[Records from a data source]
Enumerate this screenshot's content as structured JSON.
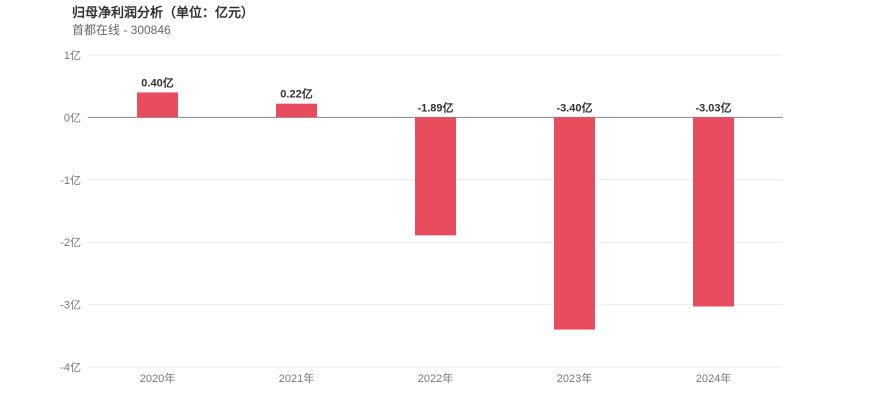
{
  "header": {
    "title": "归母净利润分析（单位：亿元）",
    "subtitle": "首都在线 - 300846"
  },
  "colors": {
    "bar": "#e84c5f",
    "grid": "#ececec",
    "zero_line": "#888888"
  },
  "chart_data": {
    "type": "bar",
    "title": "归母净利润分析（单位：亿元）",
    "subtitle": "首都在线 - 300846",
    "categories": [
      "2020年",
      "2021年",
      "2022年",
      "2023年",
      "2024年"
    ],
    "values": [
      0.4,
      0.22,
      -1.89,
      -3.4,
      -3.03
    ],
    "data_labels": [
      "0.40亿",
      "0.22亿",
      "-1.89亿",
      "-3.40亿",
      "-3.03亿"
    ],
    "ylim": [
      -4,
      1
    ],
    "yticks": [
      1,
      0,
      -1,
      -2,
      -3,
      -4
    ],
    "ytick_labels": [
      "1亿",
      "0亿",
      "-1亿",
      "-2亿",
      "-3亿",
      "-4亿"
    ],
    "xlabel": "",
    "ylabel": "",
    "grid": true,
    "legend": "none"
  }
}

(EXERCISE OBJECTIVE): Pull out every line in the material above where "首都在线" occurs.

(RESPONSE TO THIS EXERCISE):
    "subtitle": "首都在线 - 300846"
    "subtitle": "首都在线 - 300846",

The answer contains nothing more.